----- Data rows -----

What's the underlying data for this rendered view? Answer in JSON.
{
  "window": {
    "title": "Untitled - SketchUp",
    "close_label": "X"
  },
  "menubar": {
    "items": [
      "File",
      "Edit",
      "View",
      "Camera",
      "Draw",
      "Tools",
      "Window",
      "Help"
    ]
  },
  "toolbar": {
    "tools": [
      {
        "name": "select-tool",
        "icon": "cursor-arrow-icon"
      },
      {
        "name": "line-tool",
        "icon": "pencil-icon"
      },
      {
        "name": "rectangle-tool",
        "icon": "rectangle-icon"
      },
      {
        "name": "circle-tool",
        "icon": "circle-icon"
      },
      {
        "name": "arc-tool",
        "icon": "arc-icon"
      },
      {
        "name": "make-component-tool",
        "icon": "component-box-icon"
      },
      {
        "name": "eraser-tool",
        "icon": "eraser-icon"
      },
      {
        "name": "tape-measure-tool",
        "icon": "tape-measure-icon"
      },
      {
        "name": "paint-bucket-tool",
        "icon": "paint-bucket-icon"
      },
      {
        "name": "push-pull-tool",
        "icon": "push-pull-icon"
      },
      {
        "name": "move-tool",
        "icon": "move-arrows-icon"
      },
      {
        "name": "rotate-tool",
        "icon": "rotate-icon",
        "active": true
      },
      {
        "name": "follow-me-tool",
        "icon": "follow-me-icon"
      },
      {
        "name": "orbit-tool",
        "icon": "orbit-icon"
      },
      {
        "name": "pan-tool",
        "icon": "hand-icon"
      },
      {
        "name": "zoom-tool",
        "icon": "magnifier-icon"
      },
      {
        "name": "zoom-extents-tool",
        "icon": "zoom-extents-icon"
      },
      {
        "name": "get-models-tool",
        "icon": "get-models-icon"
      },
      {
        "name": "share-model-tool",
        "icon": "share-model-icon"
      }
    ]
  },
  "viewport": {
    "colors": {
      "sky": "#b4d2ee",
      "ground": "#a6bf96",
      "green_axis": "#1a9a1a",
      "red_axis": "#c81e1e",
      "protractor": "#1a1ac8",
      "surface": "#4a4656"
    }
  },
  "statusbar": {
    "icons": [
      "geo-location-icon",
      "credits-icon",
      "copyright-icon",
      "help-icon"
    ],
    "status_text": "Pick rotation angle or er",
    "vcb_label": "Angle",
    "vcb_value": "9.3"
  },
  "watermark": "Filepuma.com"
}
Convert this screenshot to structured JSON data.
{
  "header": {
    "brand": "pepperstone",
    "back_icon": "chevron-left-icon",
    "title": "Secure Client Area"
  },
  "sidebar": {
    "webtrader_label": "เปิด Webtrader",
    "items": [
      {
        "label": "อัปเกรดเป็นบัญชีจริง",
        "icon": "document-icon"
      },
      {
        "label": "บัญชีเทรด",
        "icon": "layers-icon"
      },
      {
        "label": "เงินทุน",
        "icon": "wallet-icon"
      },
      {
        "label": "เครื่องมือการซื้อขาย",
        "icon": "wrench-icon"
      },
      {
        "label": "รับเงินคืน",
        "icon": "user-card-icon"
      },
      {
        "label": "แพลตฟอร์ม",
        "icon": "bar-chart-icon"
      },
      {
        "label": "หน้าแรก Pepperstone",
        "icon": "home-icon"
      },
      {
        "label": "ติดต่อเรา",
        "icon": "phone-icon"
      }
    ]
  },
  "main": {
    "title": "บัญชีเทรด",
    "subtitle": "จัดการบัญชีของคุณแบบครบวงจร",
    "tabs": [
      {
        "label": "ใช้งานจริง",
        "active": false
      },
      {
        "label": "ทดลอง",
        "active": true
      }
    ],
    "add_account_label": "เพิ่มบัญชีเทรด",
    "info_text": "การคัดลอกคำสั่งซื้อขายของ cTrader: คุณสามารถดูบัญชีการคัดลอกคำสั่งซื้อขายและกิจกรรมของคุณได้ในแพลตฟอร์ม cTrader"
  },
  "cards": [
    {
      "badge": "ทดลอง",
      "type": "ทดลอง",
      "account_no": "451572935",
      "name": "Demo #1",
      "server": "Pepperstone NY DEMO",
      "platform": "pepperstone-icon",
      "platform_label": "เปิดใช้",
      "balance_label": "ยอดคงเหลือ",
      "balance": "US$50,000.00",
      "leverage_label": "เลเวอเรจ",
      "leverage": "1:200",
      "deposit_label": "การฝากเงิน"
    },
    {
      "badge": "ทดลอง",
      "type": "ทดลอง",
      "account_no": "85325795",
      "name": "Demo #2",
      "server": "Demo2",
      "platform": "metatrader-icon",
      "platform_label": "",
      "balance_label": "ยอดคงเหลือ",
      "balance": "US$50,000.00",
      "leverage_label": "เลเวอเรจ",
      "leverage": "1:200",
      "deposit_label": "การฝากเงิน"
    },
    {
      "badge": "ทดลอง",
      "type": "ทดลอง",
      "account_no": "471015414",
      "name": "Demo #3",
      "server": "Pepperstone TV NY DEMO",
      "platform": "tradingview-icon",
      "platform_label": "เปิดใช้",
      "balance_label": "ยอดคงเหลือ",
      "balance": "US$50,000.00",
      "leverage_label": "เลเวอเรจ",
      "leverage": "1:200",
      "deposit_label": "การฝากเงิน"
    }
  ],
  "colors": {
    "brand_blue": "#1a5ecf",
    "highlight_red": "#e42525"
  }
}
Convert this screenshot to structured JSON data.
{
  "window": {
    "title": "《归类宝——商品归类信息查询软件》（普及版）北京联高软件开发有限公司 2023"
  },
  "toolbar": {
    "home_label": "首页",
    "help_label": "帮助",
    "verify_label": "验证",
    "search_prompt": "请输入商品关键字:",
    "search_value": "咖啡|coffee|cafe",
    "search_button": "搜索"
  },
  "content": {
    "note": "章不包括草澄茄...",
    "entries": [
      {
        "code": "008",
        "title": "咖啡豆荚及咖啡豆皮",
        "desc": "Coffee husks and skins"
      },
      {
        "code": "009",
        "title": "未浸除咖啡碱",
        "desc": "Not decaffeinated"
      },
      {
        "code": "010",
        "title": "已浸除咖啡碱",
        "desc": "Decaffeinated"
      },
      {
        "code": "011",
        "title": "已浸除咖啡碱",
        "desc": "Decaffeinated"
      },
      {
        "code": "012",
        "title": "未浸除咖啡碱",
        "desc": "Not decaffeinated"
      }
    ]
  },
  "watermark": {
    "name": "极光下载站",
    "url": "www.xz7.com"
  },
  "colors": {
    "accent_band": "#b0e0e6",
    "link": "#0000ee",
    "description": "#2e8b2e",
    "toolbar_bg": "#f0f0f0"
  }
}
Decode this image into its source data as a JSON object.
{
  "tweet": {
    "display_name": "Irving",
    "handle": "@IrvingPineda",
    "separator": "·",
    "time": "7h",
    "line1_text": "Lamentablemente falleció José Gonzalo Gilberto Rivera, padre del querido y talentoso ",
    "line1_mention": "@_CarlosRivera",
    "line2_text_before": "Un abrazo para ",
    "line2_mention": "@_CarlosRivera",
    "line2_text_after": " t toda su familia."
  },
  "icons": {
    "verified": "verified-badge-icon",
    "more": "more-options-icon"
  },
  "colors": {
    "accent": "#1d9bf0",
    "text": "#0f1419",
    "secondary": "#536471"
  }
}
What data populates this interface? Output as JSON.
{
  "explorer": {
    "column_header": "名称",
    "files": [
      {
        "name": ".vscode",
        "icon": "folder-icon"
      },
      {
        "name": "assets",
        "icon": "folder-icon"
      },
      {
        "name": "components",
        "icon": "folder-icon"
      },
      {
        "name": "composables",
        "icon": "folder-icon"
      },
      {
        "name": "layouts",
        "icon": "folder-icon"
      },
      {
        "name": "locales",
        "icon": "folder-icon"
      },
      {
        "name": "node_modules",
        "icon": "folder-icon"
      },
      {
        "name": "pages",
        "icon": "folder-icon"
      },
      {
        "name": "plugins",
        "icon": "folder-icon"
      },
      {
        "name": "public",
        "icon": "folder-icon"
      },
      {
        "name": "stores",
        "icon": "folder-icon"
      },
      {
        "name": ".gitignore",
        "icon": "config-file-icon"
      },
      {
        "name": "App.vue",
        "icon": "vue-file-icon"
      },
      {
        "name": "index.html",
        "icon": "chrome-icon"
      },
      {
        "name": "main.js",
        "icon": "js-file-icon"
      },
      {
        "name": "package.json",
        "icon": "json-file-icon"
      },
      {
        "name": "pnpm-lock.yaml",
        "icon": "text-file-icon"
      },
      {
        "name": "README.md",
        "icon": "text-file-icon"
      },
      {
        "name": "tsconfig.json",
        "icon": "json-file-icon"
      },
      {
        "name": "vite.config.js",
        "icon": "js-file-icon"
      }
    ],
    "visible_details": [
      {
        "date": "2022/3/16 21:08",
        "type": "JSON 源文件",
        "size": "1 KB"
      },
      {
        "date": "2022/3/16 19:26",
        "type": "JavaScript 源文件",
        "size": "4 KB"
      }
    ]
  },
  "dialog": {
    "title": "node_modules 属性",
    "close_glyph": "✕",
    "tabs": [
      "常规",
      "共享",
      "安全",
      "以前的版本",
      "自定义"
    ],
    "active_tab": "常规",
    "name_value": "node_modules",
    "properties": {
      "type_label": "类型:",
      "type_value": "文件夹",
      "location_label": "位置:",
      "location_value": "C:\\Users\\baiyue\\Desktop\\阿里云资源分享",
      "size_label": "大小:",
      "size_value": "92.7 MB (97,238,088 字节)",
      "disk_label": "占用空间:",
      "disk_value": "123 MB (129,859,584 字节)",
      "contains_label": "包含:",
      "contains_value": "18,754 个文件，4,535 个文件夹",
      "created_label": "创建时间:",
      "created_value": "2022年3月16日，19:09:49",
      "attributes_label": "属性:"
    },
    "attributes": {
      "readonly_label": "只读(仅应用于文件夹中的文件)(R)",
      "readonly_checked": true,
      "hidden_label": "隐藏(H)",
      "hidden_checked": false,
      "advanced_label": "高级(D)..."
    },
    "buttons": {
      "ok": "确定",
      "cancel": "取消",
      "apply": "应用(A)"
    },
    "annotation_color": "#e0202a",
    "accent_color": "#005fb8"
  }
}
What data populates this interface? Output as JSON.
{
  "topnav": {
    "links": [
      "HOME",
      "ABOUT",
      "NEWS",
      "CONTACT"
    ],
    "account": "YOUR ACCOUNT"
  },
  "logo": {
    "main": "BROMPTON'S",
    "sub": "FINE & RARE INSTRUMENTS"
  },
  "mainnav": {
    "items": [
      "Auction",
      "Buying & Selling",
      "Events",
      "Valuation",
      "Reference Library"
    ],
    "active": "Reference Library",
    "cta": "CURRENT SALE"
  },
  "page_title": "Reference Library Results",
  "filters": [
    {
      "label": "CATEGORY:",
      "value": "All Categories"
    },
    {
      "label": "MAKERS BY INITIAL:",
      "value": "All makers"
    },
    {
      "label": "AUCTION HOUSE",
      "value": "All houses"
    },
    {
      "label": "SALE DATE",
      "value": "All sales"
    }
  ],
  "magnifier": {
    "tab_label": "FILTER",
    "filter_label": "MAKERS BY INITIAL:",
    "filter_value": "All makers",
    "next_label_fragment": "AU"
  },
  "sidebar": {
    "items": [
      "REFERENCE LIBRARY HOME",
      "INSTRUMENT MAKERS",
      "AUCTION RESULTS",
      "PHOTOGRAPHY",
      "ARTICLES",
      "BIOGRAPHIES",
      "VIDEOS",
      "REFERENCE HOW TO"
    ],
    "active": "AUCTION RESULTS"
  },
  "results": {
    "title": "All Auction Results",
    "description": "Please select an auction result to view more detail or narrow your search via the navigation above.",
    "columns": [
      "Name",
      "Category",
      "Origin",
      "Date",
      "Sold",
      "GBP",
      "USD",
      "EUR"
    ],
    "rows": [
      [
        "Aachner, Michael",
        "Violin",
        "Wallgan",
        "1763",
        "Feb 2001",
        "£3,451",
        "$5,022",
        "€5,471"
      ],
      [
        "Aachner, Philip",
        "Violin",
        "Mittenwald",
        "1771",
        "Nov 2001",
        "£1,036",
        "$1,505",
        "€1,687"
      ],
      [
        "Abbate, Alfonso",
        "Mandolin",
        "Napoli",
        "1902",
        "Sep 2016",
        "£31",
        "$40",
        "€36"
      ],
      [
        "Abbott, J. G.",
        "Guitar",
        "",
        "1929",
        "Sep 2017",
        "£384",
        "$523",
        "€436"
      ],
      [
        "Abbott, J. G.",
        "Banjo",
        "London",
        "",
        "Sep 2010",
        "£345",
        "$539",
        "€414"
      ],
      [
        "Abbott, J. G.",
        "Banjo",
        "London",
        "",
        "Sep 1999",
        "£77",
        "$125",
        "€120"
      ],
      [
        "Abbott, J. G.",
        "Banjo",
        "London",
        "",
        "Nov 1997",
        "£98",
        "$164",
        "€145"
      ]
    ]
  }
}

-----

Copy all lines from the listing that contain "server".

Written answer:
      "server": "Pepperstone NY DEMO",
      "server": "Demo2",
      "server": "Pepperstone TV NY DEMO",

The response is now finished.